Go through the data below. List every line that holds the word "this".

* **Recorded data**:
»»

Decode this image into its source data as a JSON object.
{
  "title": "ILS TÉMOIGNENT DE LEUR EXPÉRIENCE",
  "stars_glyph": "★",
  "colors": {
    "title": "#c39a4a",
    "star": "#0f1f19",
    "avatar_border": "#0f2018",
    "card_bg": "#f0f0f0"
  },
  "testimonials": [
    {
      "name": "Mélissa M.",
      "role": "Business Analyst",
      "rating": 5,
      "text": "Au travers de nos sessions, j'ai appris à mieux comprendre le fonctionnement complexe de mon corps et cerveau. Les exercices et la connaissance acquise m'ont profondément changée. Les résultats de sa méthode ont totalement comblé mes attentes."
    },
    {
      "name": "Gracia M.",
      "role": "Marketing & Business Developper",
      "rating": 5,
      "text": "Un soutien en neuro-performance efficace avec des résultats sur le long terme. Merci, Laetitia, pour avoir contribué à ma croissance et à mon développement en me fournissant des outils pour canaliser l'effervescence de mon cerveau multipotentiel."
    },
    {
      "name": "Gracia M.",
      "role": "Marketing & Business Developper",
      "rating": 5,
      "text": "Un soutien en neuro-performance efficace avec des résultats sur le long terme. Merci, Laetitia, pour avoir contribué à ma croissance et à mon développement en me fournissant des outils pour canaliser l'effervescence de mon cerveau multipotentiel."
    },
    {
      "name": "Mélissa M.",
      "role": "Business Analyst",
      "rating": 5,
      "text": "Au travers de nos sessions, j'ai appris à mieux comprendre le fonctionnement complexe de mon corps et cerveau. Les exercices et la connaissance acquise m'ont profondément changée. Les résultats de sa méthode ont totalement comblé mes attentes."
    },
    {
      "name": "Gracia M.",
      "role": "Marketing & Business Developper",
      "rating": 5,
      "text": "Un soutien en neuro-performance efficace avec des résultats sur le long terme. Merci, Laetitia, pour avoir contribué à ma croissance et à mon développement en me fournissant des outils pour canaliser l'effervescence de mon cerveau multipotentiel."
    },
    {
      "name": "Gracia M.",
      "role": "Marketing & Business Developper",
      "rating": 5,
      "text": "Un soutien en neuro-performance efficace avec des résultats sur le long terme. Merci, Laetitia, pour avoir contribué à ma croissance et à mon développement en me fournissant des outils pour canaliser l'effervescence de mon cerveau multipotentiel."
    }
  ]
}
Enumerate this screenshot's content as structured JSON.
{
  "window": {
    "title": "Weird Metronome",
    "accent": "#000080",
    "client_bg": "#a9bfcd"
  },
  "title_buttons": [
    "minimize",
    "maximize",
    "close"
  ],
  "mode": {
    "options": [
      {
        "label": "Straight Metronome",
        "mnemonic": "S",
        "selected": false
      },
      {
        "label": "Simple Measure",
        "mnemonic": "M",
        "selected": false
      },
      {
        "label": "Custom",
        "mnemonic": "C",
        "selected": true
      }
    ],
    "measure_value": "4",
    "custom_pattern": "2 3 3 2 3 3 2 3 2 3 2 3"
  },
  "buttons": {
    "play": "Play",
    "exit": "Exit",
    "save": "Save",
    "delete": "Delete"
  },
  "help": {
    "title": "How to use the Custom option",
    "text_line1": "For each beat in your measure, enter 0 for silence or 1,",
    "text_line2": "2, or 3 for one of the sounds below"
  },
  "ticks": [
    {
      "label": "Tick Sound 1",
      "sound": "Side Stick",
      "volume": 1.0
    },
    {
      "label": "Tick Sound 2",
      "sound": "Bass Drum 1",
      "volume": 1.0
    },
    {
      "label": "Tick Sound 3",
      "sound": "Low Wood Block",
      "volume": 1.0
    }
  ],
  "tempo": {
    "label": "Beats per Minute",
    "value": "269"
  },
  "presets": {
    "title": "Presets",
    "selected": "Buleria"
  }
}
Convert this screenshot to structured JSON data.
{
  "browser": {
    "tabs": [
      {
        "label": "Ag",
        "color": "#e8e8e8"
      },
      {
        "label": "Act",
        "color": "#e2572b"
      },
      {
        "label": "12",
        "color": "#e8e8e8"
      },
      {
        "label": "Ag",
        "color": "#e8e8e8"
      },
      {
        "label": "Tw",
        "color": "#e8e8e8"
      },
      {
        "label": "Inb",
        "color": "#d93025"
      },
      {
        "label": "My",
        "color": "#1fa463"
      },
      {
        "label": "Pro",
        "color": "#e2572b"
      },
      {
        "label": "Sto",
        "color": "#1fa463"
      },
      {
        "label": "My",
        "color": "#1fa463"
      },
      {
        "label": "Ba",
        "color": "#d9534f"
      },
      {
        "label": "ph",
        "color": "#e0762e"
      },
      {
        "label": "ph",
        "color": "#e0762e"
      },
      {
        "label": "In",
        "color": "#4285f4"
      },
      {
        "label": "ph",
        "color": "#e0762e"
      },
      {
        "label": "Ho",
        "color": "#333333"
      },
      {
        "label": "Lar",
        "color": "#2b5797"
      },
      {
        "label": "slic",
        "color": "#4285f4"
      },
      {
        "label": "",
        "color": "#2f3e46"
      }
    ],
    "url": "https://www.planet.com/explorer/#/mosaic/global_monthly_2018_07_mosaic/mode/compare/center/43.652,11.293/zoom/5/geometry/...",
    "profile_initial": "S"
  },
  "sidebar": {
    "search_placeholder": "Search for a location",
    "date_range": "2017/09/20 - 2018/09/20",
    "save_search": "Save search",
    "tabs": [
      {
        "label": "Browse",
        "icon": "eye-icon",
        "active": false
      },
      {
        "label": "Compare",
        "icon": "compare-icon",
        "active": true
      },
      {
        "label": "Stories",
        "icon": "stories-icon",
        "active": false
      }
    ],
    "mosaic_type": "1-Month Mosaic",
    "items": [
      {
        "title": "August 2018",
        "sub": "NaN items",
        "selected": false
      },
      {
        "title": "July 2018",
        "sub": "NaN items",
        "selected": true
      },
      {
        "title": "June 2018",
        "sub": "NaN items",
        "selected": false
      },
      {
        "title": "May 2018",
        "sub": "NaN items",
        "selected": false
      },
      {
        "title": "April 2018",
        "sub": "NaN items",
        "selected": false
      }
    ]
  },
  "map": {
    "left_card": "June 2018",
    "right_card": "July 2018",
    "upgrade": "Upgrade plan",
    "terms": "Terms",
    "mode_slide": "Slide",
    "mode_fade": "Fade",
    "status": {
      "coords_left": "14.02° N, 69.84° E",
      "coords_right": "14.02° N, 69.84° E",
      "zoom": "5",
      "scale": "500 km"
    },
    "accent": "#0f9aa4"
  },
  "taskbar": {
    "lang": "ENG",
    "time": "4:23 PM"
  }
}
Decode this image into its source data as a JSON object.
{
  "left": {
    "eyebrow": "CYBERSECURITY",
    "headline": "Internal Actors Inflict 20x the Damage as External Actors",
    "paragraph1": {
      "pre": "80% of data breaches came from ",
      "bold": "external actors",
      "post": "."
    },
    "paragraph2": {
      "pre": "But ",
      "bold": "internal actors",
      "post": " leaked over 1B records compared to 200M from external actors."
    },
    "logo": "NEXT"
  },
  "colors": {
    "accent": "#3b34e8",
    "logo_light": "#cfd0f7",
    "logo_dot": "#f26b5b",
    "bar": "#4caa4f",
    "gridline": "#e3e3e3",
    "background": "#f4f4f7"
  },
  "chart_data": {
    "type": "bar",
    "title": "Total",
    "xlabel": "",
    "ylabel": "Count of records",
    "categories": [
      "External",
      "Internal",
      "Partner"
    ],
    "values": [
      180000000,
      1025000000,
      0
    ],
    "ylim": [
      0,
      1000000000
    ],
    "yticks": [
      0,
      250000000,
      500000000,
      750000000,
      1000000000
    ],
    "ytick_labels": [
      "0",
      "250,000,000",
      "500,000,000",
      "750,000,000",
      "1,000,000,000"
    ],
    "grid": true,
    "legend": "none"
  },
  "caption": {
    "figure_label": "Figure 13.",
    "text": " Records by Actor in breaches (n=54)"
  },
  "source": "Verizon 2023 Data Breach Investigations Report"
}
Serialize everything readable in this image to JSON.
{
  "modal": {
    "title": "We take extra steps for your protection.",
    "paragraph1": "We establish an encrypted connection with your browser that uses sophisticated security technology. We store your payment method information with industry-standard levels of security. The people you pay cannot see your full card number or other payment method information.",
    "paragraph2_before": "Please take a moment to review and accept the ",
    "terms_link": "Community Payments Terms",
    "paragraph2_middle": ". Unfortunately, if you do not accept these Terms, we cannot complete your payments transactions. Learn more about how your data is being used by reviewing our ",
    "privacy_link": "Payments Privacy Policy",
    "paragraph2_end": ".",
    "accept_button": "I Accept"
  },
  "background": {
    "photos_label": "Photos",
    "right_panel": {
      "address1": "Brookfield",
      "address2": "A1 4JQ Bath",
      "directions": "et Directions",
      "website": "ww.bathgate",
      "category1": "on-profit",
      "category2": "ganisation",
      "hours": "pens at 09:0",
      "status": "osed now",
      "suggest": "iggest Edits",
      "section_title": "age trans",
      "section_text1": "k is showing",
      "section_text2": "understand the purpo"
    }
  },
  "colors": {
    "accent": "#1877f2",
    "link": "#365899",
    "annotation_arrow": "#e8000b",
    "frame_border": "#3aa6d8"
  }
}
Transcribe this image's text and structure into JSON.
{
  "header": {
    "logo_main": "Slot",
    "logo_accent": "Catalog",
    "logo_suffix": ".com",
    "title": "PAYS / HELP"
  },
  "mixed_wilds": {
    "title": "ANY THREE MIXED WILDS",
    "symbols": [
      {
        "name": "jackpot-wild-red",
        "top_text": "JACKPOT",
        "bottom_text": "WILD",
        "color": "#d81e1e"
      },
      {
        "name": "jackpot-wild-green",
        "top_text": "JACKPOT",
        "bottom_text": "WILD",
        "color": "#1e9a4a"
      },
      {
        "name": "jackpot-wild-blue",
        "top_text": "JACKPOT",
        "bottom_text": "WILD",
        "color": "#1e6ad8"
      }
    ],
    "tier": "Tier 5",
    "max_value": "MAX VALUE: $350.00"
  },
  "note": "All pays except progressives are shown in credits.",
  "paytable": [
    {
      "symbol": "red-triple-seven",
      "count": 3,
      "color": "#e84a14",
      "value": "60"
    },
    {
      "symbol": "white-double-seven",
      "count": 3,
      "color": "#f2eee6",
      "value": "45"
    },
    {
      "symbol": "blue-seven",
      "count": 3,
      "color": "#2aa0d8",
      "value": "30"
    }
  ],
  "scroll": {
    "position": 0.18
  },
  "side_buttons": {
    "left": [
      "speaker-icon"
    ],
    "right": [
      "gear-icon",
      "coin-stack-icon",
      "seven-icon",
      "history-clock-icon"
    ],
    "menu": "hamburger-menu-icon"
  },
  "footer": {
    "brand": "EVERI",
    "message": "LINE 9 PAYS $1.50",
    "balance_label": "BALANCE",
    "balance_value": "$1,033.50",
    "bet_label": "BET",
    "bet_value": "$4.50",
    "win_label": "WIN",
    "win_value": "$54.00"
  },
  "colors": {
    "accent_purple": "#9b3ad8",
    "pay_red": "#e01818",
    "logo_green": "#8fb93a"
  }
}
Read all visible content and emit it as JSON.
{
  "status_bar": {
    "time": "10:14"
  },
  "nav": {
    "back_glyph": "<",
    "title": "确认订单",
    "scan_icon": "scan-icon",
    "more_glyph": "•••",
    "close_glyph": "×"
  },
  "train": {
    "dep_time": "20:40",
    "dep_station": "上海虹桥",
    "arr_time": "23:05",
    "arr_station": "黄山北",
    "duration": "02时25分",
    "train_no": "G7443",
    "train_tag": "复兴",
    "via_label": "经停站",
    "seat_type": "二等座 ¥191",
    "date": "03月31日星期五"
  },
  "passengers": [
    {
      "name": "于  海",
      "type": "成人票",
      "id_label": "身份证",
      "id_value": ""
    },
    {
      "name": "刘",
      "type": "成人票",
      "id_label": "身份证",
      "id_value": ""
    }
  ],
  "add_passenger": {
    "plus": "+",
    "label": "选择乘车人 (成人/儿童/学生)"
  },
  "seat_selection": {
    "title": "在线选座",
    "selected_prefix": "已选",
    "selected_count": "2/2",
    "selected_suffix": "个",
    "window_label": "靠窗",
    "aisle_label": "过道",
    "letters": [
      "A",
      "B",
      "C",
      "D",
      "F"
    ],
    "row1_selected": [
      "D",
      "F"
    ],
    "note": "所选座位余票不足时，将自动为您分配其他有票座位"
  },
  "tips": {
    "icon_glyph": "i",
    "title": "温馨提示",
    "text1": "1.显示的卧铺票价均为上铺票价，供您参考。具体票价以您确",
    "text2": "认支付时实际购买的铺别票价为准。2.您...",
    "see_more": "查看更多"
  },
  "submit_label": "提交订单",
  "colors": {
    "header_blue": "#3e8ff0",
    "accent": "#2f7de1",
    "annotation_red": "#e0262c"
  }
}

««

* **Final answer**:
Decode this image into its source data as a JSON object.
Enumerate this screenshot's content as structured JSON.
Convert this screenshot to structured JSON data.
Decode this image into its source data as a JSON object.
Serialize everything readable in this image to JSON.
Transcribe this image's text and structure into JSON.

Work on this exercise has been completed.